[Collection entries]
::::::::::

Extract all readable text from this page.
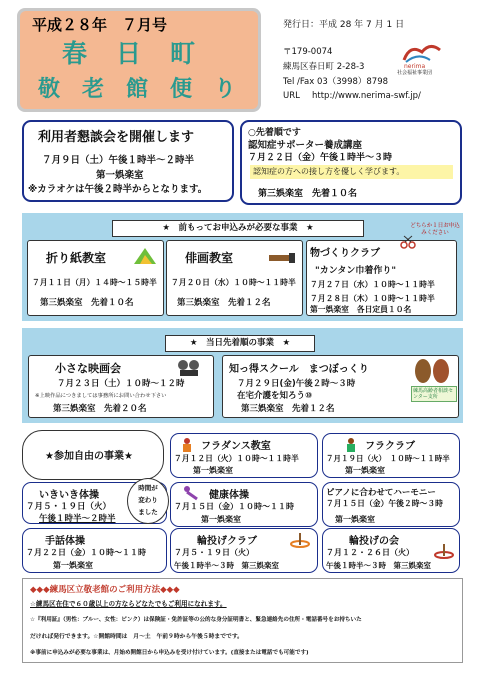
平成２８年　７月号
春　日　町
敬　老　館　便　り
発行日：平成 28 年 7 月 1 日
〒179-0074
練馬区春日町 2-28-3
Tel /Fax 03（3998）8798
URL http://www.nerima-swf.jp/
nerima
社会福祉事業団
利用者懇談会を開催します
７月９日（土）午後１時半～２時半
第一娯楽室
※カラオケは午後２時半からとなります。
○先着順です
認知症サポーター養成講座
７月２２日（金）午後１時半～３時
認知症の方への接し方を優しく学びます。
第三娯楽室　先着１０名
★　前もってお申込みが必要な事業　★
折り紙教室
７月１１日（月）１４時～１５時半
第三娯楽室　先着１０名
俳画教室
７月２０日（水）１０時～１１時半
第三娯楽室　先着１２名
物づくりクラブ
"カンタン巾着作り"
７月２７日（水）１０時～１１時半
７月２８日（木）１０時～１１時半
第一娯楽室　各日定員１０名
どちらか１日お申込みください
★　当日先着順の事業　★
小さな映画会
７月２３日（土）１０時～１２時
※上映作品につきましては事務所にお問い合わせ下さい
第三娯楽室　先着２０名
知っ得スクール　まつぼっくり
７月２９日(金)午後２時～３時
在宅介護を知ろう⑩
第三娯楽室　先着１２名
練馬高齢者相談センター支所
★参加自由の事業★
フラダンス教室
７月１２日（火）１０時～１１時半
第一娯楽室
フラクラブ
７月１９日（火）　１０時～１１時半
第一娯楽室
いきいき体操
７月５・１９日（火）
午後１時半～２時半
時間が
変わり
ました
健康体操
７月１５日（金）１０時～１１時
第一娯楽室
ピアノに合わせてハーモニー
７月１５日（金）午後２時～３時
第一娯楽室
手話体操
７月２２日（金）１０時～１１時
第一娯楽室
輪投げクラブ
７月５・１９日（火）
午後１時半～３時　第三娯楽室
輪投げの会
７月１２・２６日（火）
午後１時半～３時　第三娯楽室
◆◆◆練馬区立敬老館のご利用方法◆◆◆
☆練馬区在住で６０歳以上の方ならどなたでもご利用になれます。
☆『利用証』（男性：ブルー、女性：ピンク）は保険証・免許証等の公的な身分証明書と、緊急連絡先の住所・電話番号をお持ちいた
だければ発行できます。☆開館時間は　月～土　午前９時から午後５時までです。
※事前に申込みが必要な事業は、月始め開館日から申込みを受け付けています。(直接または電話でも可能です)
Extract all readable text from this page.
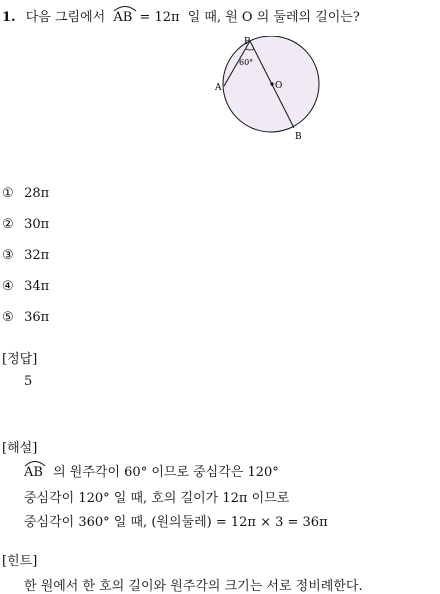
1. 다음 그림에서 AB = 12π 일 때, 원 O 의 둘레의 길이는?
P
60°
A	O
B
① 28π
② 30π
③ 32π
④ 34π
⑤ 36π
[정답]
5
[해설]
AB 의 원주각이 60° 이므로 중심각은 120°
중심각이 120° 일 때, 호의 길이가 12π 이므로
중심각이 360° 일 때, (원의둘레) = 12π × 3 = 36π
[힌트]
한 원에서 한 호의 길이와 원주각의 크기는 서로 정비례한다.
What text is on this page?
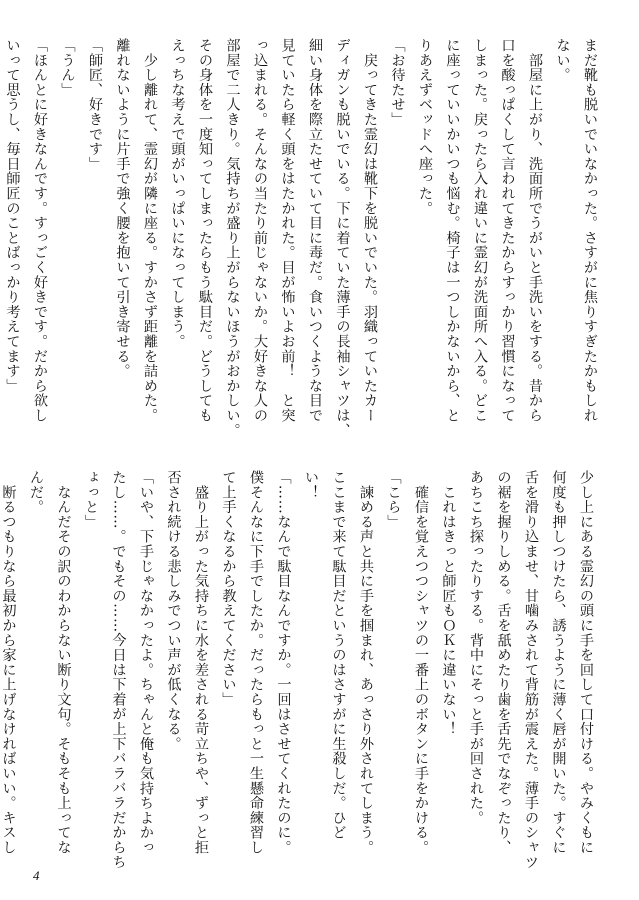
まだ靴も脱いでいなかった。さすがに焦りすぎたかもしれ
ない。
　部屋に上がり、洗面所でうがいと手洗いをする。昔から
口を酸っぱくして言われてきたからすっかり習慣になって
しまった。戻ったら入れ違いに霊幻が洗面所へ入る。どこ
に座っていいかいつも悩む。椅子は一つしかないから、と
りあえずベッドへ座った。
「お待たせ」
　戻ってきた霊幻は靴下を脱いでいた。羽織っていたカー
ディガンも脱いでいる。下に着ていた薄手の長袖シャツは、
細い身体を際立たせていて目に毒だ。食いつくような目で
見ていたら軽く頭をはたかれた。目が怖いよお前！　と突
っ込まれる。そんなの当たり前じゃないか。大好きな人の
部屋で二人きり。気持ちが盛り上がらないほうがおかしい。
その身体を一度知ってしまったらもう駄目だ。どうしても
えっちな考えで頭がいっぱいになってしまう。
　少し離れて、霊幻が隣に座る。すかさず距離を詰めた。
離れないように片手で強く腰を抱いて引き寄せる。
「師匠、好きです」
「うん」
「ほんとに好きなんです。すっごく好きです。だから欲し
いって思うし、毎日師匠のことばっかり考えてます」
少し上にある霊幻の頭に手を回して口付ける。やみくもに
何度も押しつけたら、誘うように薄く唇が開いた。すぐに
舌を滑り込ませ、甘噛みされて背筋が震えた。薄手のシャツ
の裾を握りしめる。舌を舐めたり歯を舌先でなぞったり、
あちこち探ったりする。背中にそっと手が回された。
　これはきっと師匠もＯＫに違いない！
　確信を覚えつつシャツの一番上のボタンに手をかける。
「こら」
　諫める声と共に手を掴まれ、あっさり外されてしまう。
ここまで来て駄目だというのはさすがに生殺しだ。ひど
い！
「……なんで駄目なんですか。一回はさせてくれたのに。
僕そんなに下手でしたか。だったらもっと一生懸命練習し
て上手くなるから教えてください」
　盛り上がった気持ちに水を差される苛立ちや、ずっと拒
否され続ける悲しみでつい声が低くなる。
「いや、下手じゃなかったよ。ちゃんと俺も気持ちよかっ
たし……。でもその……今日は下着が上下バラバラだからち
ょっと」
　なんだその訳のわからない断り文句。そもそも上ってな
んだ。
　断るつもりなら最初から家に上げなければいい。キスし
4
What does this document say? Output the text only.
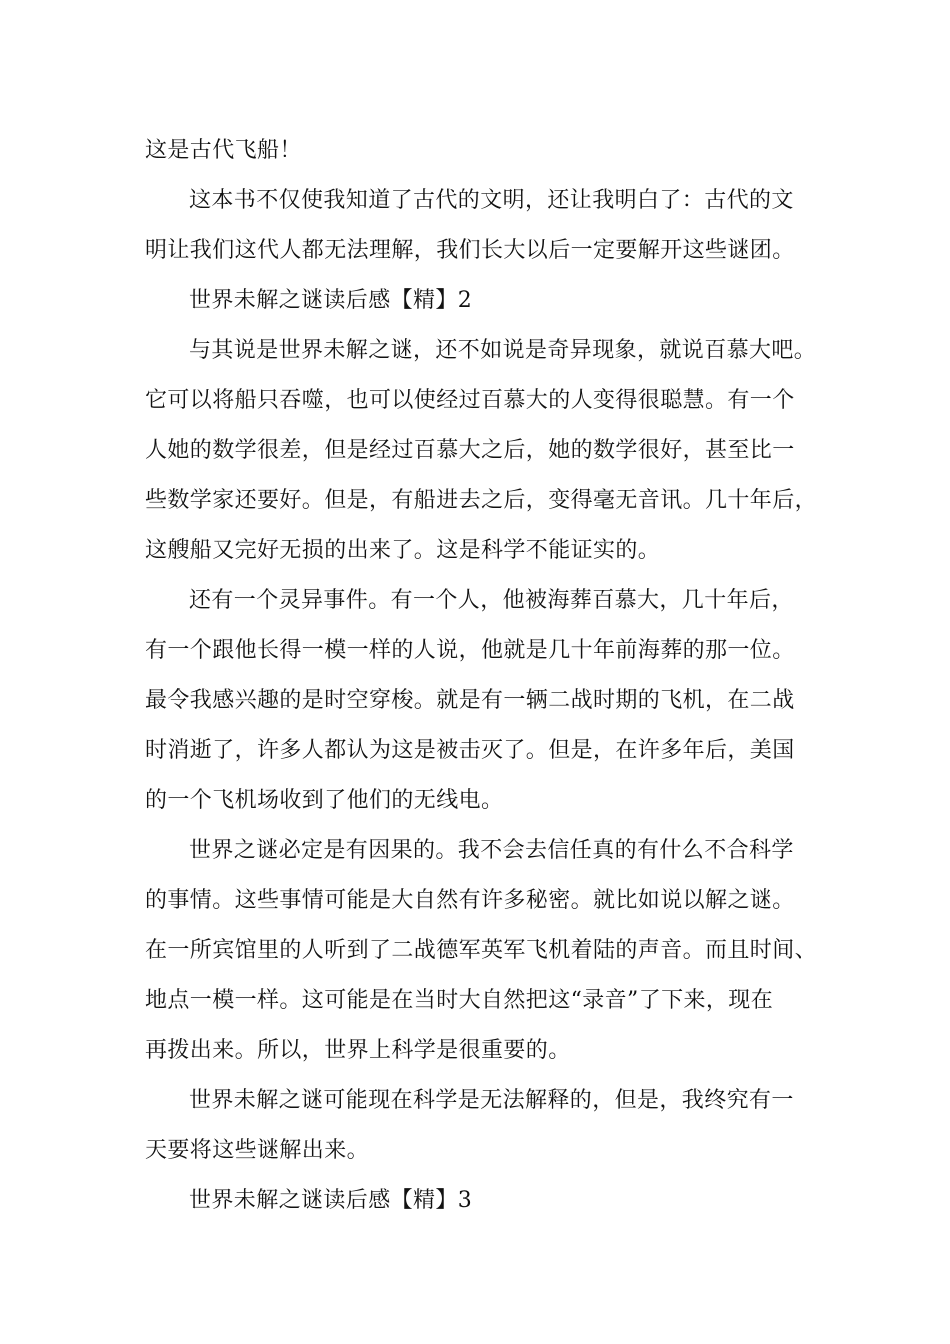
这是古代飞船！
这本书不仅使我知道了古代的文明，还让我明白了：古代的文
明让我们这代人都无法理解，我们长大以后一定要解开这些谜团。
世界未解之谜读后感【精】2
与其说是世界未解之谜，还不如说是奇异现象，就说百慕大吧。
它可以将船只吞噬，也可以使经过百慕大的人变得很聪慧。有一个
人她的数学很差，但是经过百慕大之后，她的数学很好，甚至比一
些数学家还要好。但是，有船进去之后，变得毫无音讯。几十年后，
这艘船又完好无损的出来了。这是科学不能证实的。
还有一个灵异事件。有一个人，他被海葬百慕大，几十年后，
有一个跟他长得一模一样的人说，他就是几十年前海葬的那一位。
最令我感兴趣的是时空穿梭。就是有一辆二战时期的飞机，在二战
时消逝了，许多人都认为这是被击灭了。但是，在许多年后，美国
的一个飞机场收到了他们的无线电。
世界之谜必定是有因果的。我不会去信任真的有什么不合科学
的事情。这些事情可能是大自然有许多秘密。就比如说以解之谜。
在一所宾馆里的人听到了二战德军英军飞机着陆的声音。而且时间、
地点一模一样。这可能是在当时大自然把这“录音”了下来，现在
再拨出来。所以，世界上科学是很重要的。
世界未解之谜可能现在科学是无法解释的，但是，我终究有一
天要将这些谜解出来。
世界未解之谜读后感【精】3
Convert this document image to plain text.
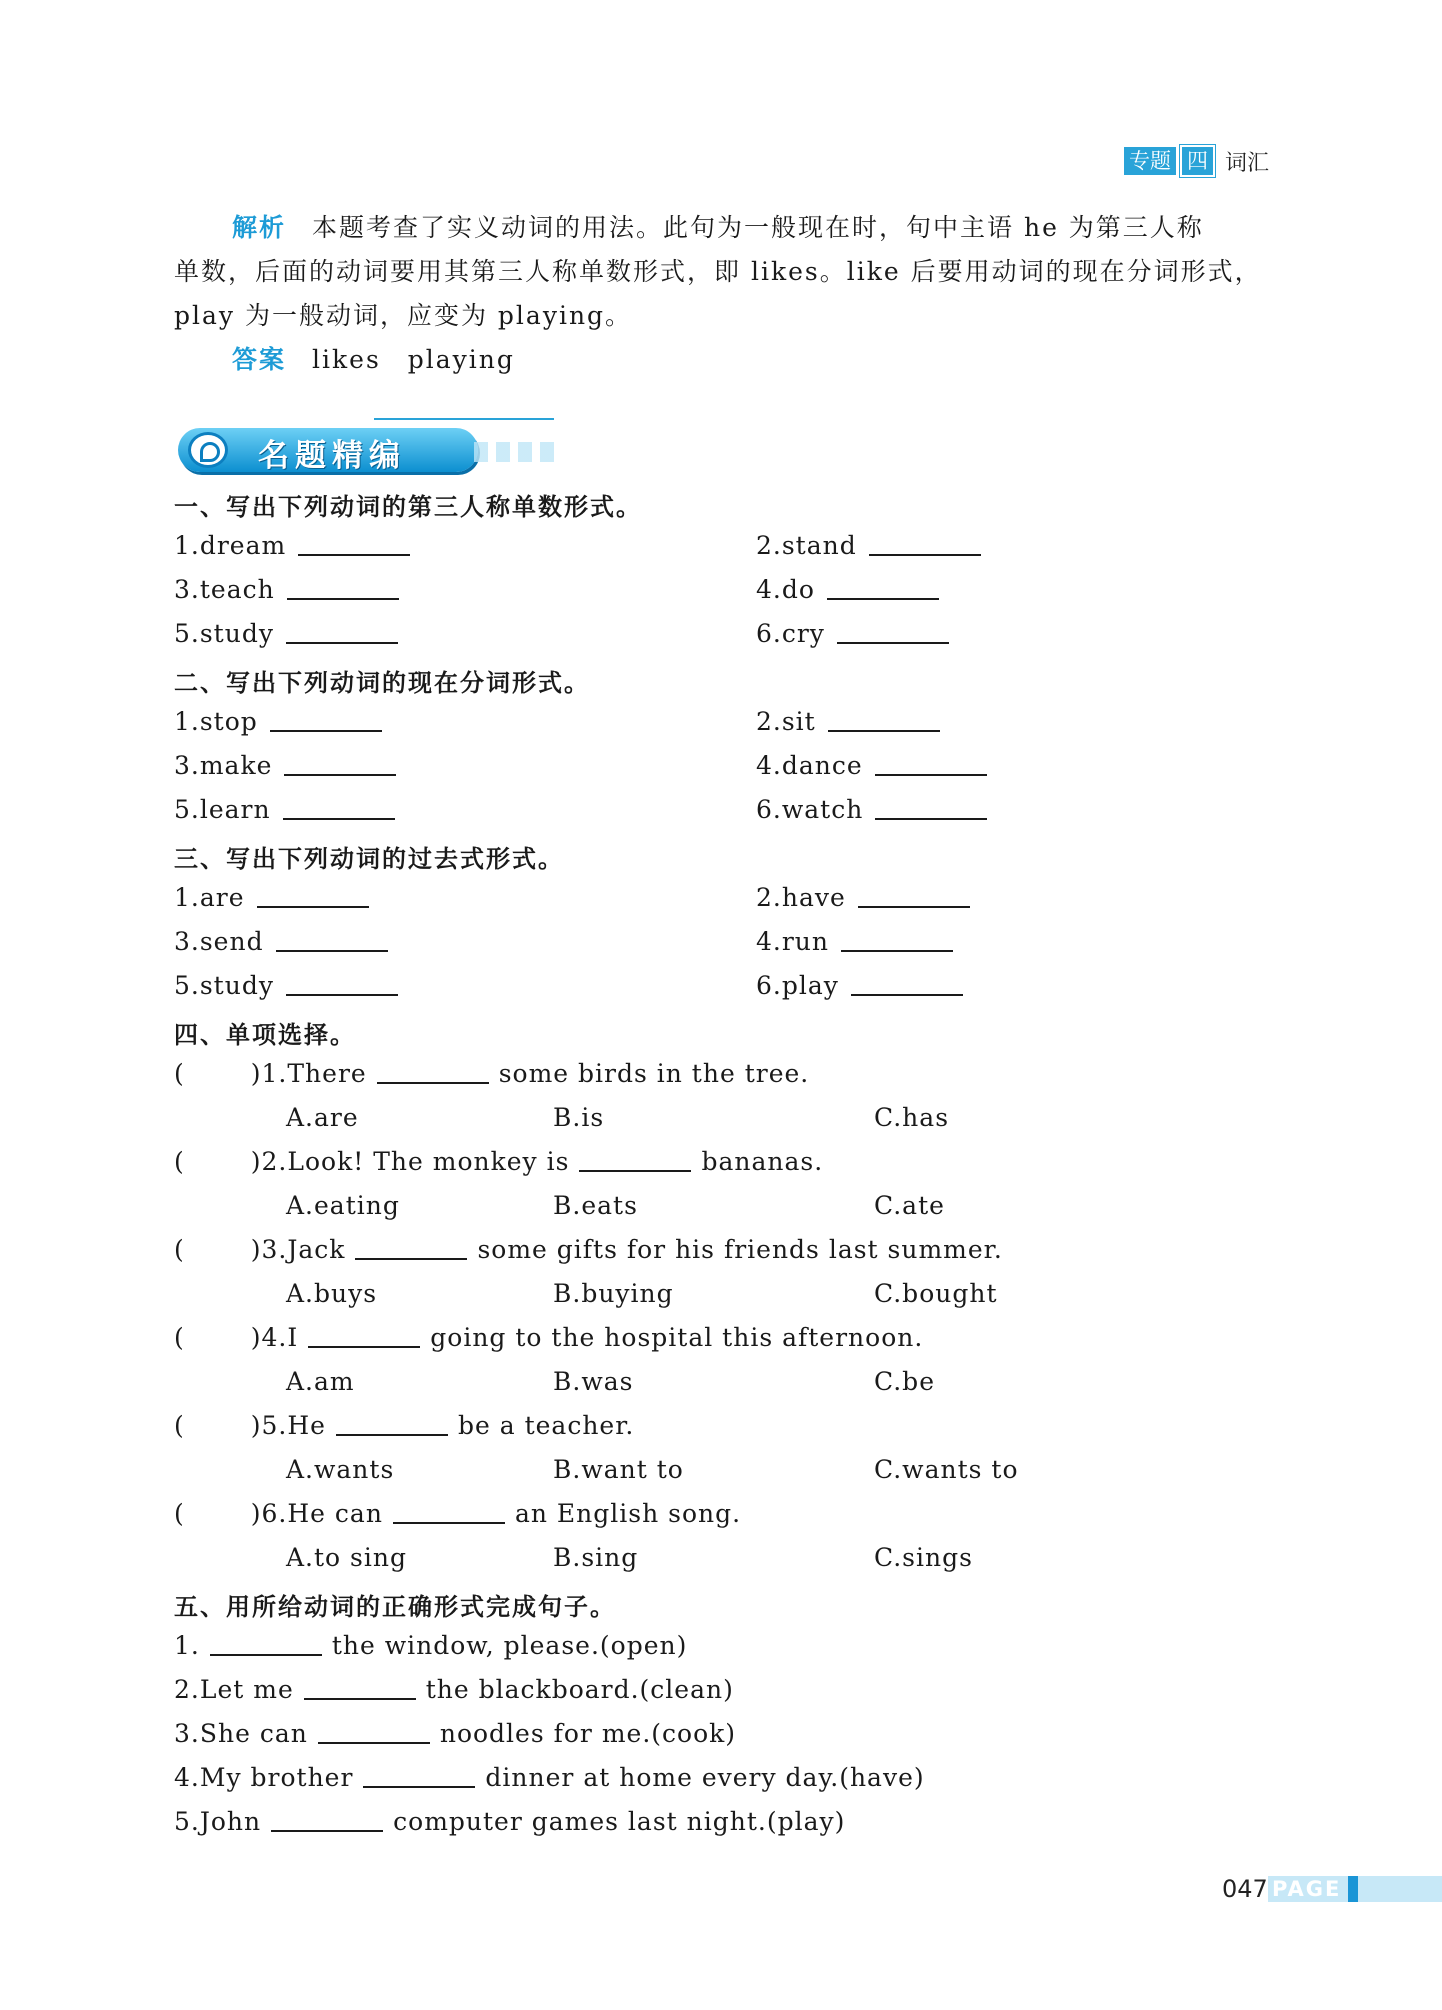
专题 四 词汇
解析 本题考查了实义动词的用法。此句为一般现在时，句中主语 he 为第三人称
单数，后面的动词要用其第三人称单数形式，即 likes。like 后要用动词的现在分词形式，
play 为一般动词，应变为 playing。
答案 likes　playing
名题精编
一、写出下列动词的第三人称单数形式。
1.dream	2.stand
3.teach	4.do
5.study	6.cry
二、写出下列动词的现在分词形式。
1.stop	2.sit
3.make	4.dance
5.learn	6.watch
三、写出下列动词的过去式形式。
1.are	2.have
3.send	4.run
5.study	6.play
四、单项选择。
(	)1.There	some birds in the tree.
A.are	B.is	C.has
(	)2.Look! The monkey is	bananas.
A.eating	B.eats	C.ate
(	)3.Jack	some gifts for his friends last summer.
A.buys	B.buying	C.bought
(	)4.I	going to the hospital this afternoon.
A.am	B.was	C.be
(	)5.He	be a teacher.
A.wants	B.want to	C.wants to
(	)6.He can	an English song.
A.to sing	B.sing	C.sings
五、用所给动词的正确形式完成句子。
1.	the window, please.(open)
2.Let me	the blackboard.(clean)
3.She can	noodles for me.(cook)
4.My brother	dinner at home every day.(have)
5.John	computer games last night.(play)
047 PAGE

::::::::::

WHAT YOU WILL DO: Check each line of the entries above for the word "중심각이". List the ones that have it.

RESPONSE TO THIS TASK:
중심각이 120° 일 때, 호의 길이가 12π 이므로
중심각이 360° 일 때, (원의둘레) = 12π × 3 = 36π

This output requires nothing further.